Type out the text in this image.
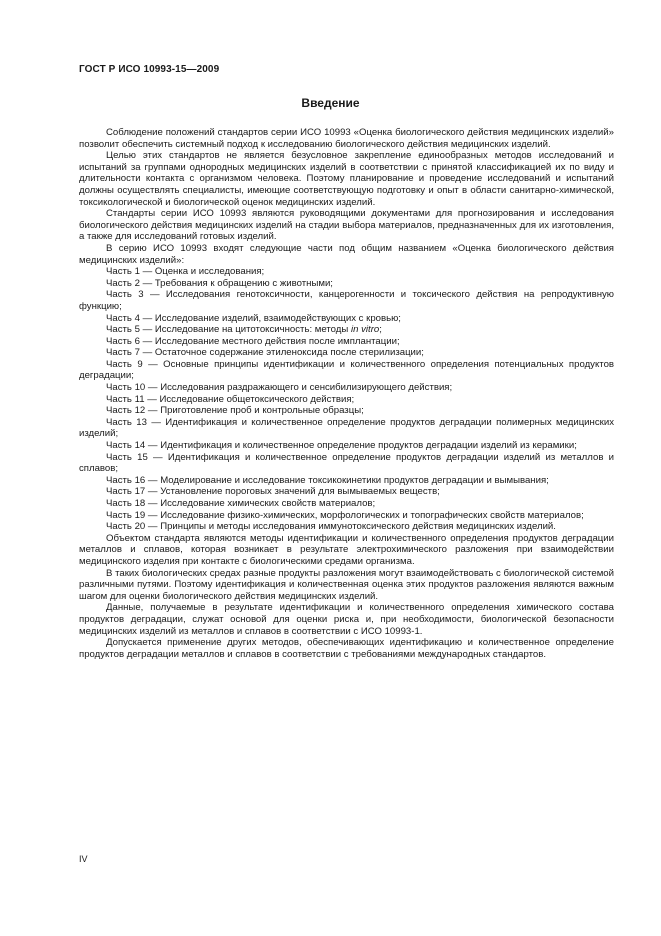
ГОСТ Р ИСО 10993-15—2009
Введение

Соблюдение положений стандартов серии ИСО 10993 «Оценка биологического действия медицинских изделий» позволит обеспечить системный подход к исследованию биологического действия медицинских изделий.

Целью этих стандартов не является безусловное закрепление единообразных методов исследований и испытаний за группами однородных медицинских изделий в соответствии с принятой классификацией их по виду и длительности контакта с организмом человека. Поэтому планирование и проведение исследований и испытаний должны осуществлять специалисты, имеющие соответствующую подготовку и опыт в области санитарно-химической, токсикологической и биологической оценок медицинских изделий.

Стандарты серии ИСО 10993 являются руководящими документами для прогнозирования и исследования биологического действия медицинских изделий на стадии выбора материалов, предназначенных для их изготовления, а также для исследований готовых изделий.

В серию ИСО 10993 входят следующие части под общим названием «Оценка биологического действия медицинских изделий»:

Часть 1 — Оценка и исследования;

Часть 2 — Требования к обращению с животными;

Часть 3 — Исследования генотоксичности, канцерогенности и токсического действия на репродуктивную функцию;

Часть 4 — Исследование изделий, взаимодействующих с кровью;

Часть 5 — Исследование на цитотоксичность: методы in vitro;

Часть 6 — Исследование местного действия после имплантации;

Часть 7 — Остаточное содержание этиленоксида после стерилизации;

Часть 9 — Основные принципы идентификации и количественного определения потенциальных продуктов деградации;

Часть 10 — Исследования раздражающего и сенсибилизирующего действия;

Часть 11 — Исследование общетоксического действия;

Часть 12 — Приготовление проб и контрольные образцы;

Часть 13 — Идентификация и количественное определение продуктов деградации полимерных медицинских изделий;

Часть 14 — Идентификация и количественное определение продуктов деградации изделий из керамики;

Часть 15 — Идентификация и количественное определение продуктов деградации изделий из металлов и сплавов;

Часть 16 — Моделирование и исследование токсикокинетики продуктов деградации и вымывания;

Часть 17 — Установление пороговых значений для вымываемых веществ;

Часть 18 — Исследование химических свойств материалов;

Часть 19 — Исследование физико-химических, морфологических и топографических свойств материалов;

Часть 20 — Принципы и методы исследования иммунотоксического действия медицинских изделий.

Объектом стандарта являются методы идентификации и количественного определения продуктов деградации металлов и сплавов, которая возникает в результате электрохимического разложения при взаимодействии медицинского изделия при контакте с биологическими средами организма.

В таких биологических средах разные продукты разложения могут взаимодействовать с биологической системой различными путями. Поэтому идентификация и количественная оценка этих продуктов разложения являются важным шагом для оценки биологического действия медицинских изделий.

Данные, получаемые в результате идентификации и количественного определения химического состава продуктов деградации, служат основой для оценки риска и, при необходимости, биологической безопасности медицинских изделий из металлов и сплавов в соответствии с ИСО 10993-1.

Допускается применение других методов, обеспечивающих идентификацию и количественное определение продуктов деградации металлов и сплавов в соответствии с требованиями международных стандартов.

IV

-=-=-

▸ **The problem**: Quote in full the listing given above; the images are to be left out.

▸ **Written solution**:
Type out the text in this image.
ГОСТ Р ИСО 10993-15—2009
Введение

Соблюдение положений стандартов серии ИСО 10993 «Оценка биологического действия медицинских изделий» позволит обеспечить системный подход к исследованию биологического действия медицинских изделий.

Целью этих стандартов не является безусловное закрепление единообразных методов исследований и испытаний за группами однородных медицинских изделий в соответствии с принятой классификацией их по виду и длительности контакта с организмом человека. Поэтому планирование и проведение исследований и испытаний должны осуществлять специалисты, имеющие соответствующую подготовку и опыт в области санитарно-химической, токсикологической и биологической оценок медицинских изделий.

Стандарты серии ИСО 10993 являются руководящими документами для прогнозирования и исследования биологического действия медицинских изделий на стадии выбора материалов, предназначенных для их изготовления, а также для исследований готовых изделий.

В серию ИСО 10993 входят следующие части под общим названием «Оценка биологического действия медицинских изделий»:

Часть 1 — Оценка и исследования;

Часть 2 — Требования к обращению с животными;

Часть 3 — Исследования генотоксичности, канцерогенности и токсического действия на репродуктивную функцию;

Часть 4 — Исследование изделий, взаимодействующих с кровью;

Часть 5 — Исследование на цитотоксичность: методы in vitro;

Часть 6 — Исследование местного действия после имплантации;

Часть 7 — Остаточное содержание этиленоксида после стерилизации;

Часть 9 — Основные принципы идентификации и количественного определения потенциальных продуктов деградации;

Часть 10 — Исследования раздражающего и сенсибилизирующего действия;

Часть 11 — Исследование общетоксического действия;

Часть 12 — Приготовление проб и контрольные образцы;

Часть 13 — Идентификация и количественное определение продуктов деградации полимерных медицинских изделий;

Часть 14 — Идентификация и количественное определение продуктов деградации изделий из керамики;

Часть 15 — Идентификация и количественное определение продуктов деградации изделий из металлов и сплавов;

Часть 16 — Моделирование и исследование токсикокинетики продуктов деградации и вымывания;

Часть 17 — Установление пороговых значений для вымываемых веществ;

Часть 18 — Исследование химических свойств материалов;

Часть 19 — Исследование физико-химических, морфологических и топографических свойств материалов;

Часть 20 — Принципы и методы исследования иммунотоксического действия медицинских изделий.

Объектом стандарта являются методы идентификации и количественного определения продуктов деградации металлов и сплавов, которая возникает в результате электрохимического разложения при взаимодействии медицинского изделия при контакте с биологическими средами организма.

В таких биологических средах разные продукты разложения могут взаимодействовать с биологической системой различными путями. Поэтому идентификация и количественная оценка этих продуктов разложения являются важным шагом для оценки биологического действия медицинских изделий.

Данные, получаемые в результате идентификации и количественного определения химического состава продуктов деградации, служат основой для оценки риска и, при необходимости, биологической безопасности медицинских изделий из металлов и сплавов в соответствии с ИСО 10993-1.

Допускается применение других методов, обеспечивающих идентификацию и количественное определение продуктов деградации металлов и сплавов в соответствии с требованиями международных стандартов.

IV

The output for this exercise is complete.